## DATASET CONTENT
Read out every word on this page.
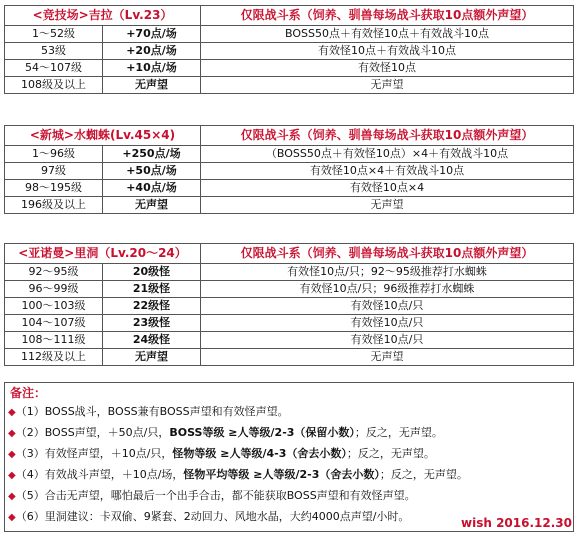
<竞技场>吉拉（Lv.23）		仅限战斗系（饲养、驯兽每场战斗获取10点额外声望）
1～52级	+70点/场	BOSS50点＋有效怪10点＋有效战斗10点
53级	+20点/场	有效怪10点＋有效战斗10点
54～107级	+10点/场	有效怪10点
108级及以上	无声望	无声望
<新城>水蜘蛛(Lv.45×4)		仅限战斗系（饲养、驯兽每场战斗获取10点额外声望）
1～96级	+250点/场	（BOSS50点＋有效怪10点）×4＋有效战斗10点
97级	+50点/场	有效怪10点×4＋有效战斗10点
98～195级	+40点/场	有效怪10点×4
196级及以上	无声望	无声望
<亚诺曼>里洞（Lv.20～24）		仅限战斗系（饲养、驯兽每场战斗获取10点额外声望）
92～95级	20级怪	有效怪10点/只；92～95级推荐打水蜘蛛
96～99级	21级怪	有效怪10点/只；96级推荐打水蜘蛛
100～103级	22级怪	有效怪10点/只
104～107级	23级怪	有效怪10点/只
108～111级	24级怪	有效怪10点/只
112级及以上	无声望	无声望
备注：
◆（1）BOSS战斗，BOSS兼有BOSS声望和有效怪声望。
◆（2）BOSS声望，＋50点/只，BOSS等级 ≥人等级/2-3（保留小数）；反之，无声望。
◆（3）有效怪声望，＋10点/只，怪物等级 ≥人等级/4-3（舍去小数）；反之，无声望。
◆（4）有效战斗声望，＋10点/场，怪物平均等级 ≥人等级/2-3（舍去小数）；反之，无声望。
◆（5）合击无声望，哪怕最后一个出手合击，都不能获取BOSS声望和有效怪声望。
◆（6）里洞建议：卡双偷、9紧套、2动回力、风地水晶，大约4000点声望/小时。	wish 2016.12.30
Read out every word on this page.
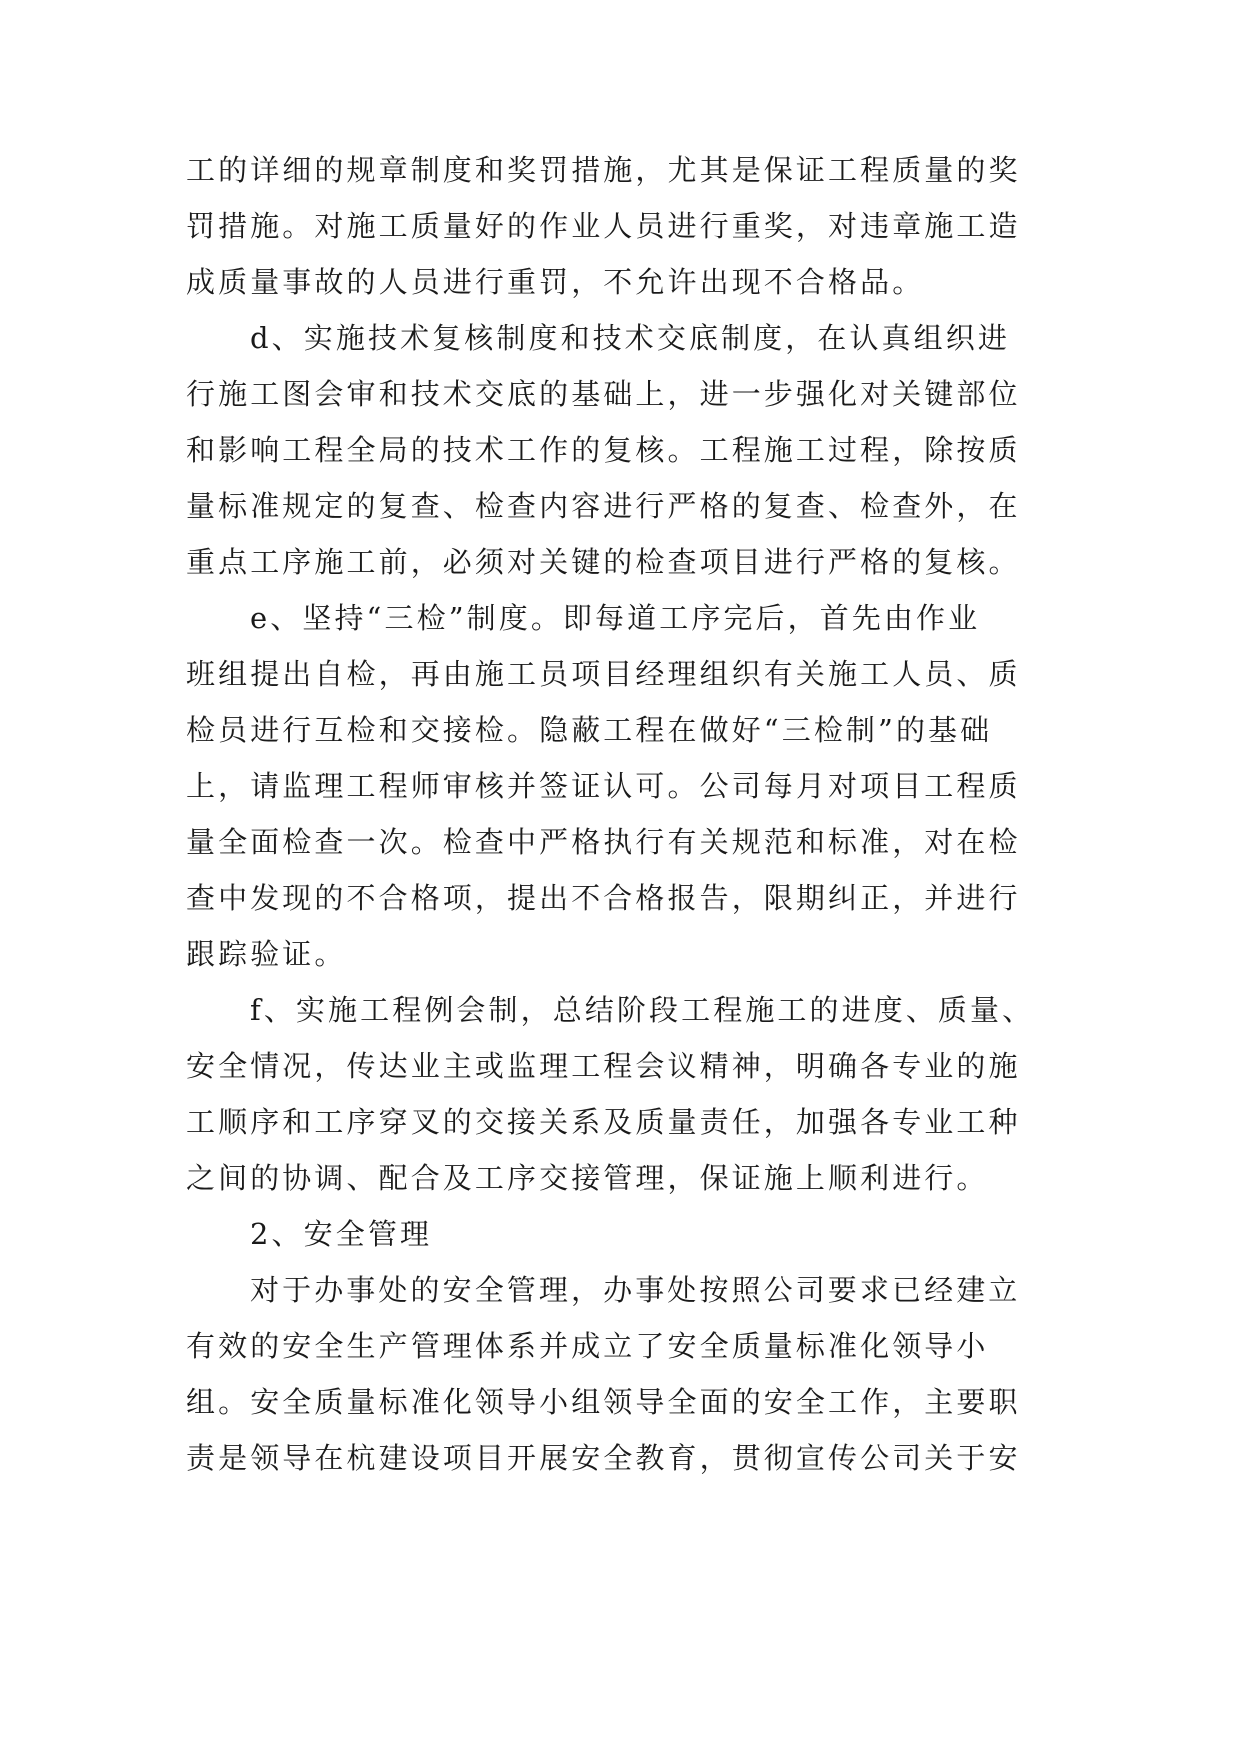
工的详细的规章制度和奖罚措施，尤其是保证工程质量的奖

罚措施。对施工质量好的作业人员进行重奖，对违章施工造

成质量事故的人员进行重罚，不允许出现不合格品。

d、实施技术复核制度和技术交底制度，在认真组织进

行施工图会审和技术交底的基础上，进一步强化对关键部位

和影响工程全局的技术工作的复核。工程施工过程，除按质

量标准规定的复查、检查内容进行严格的复查、检查外，在

重点工序施工前，必须对关键的检查项目进行严格的复核。

e、坚持“三检”制度。即每道工序完后，首先由作业

班组提出自检，再由施工员项目经理组织有关施工人员、质

检员进行互检和交接检。隐蔽工程在做好“三检制”的基础

上，请监理工程师审核并签证认可。公司每月对项目工程质

量全面检查一次。检查中严格执行有关规范和标准，对在检

查中发现的不合格项，提出不合格报告，限期纠正，并进行

跟踪验证。

f、实施工程例会制，总结阶段工程施工的进度、质量、

安全情况，传达业主或监理工程会议精神，明确各专业的施

工顺序和工序穿叉的交接关系及质量责任，加强各专业工种

之间的协调、配合及工序交接管理，保证施上顺利进行。

2、安全管理

对于办事处的安全管理，办事处按照公司要求已经建立

有效的安全生产管理体系并成立了安全质量标准化领导小

组。安全质量标准化领导小组领导全面的安全工作，主要职

责是领导在杭建设项目开展安全教育，贯彻宣传公司关于安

## GIVEN PROBLEM
Keep only the lines that hold the string "仅限战斗系", and copy them out.

## RESULT FOR THIS EXERCISE
<竞技场>吉拉（Lv.23）		仅限战斗系（饲养、驯兽每场战斗获取10点额外声望）
<新城>水蜘蛛(Lv.45×4)		仅限战斗系（饲养、驯兽每场战斗获取10点额外声望）
<亚诺曼>里洞（Lv.20～24）		仅限战斗系（饲养、驯兽每场战斗获取10点额外声望）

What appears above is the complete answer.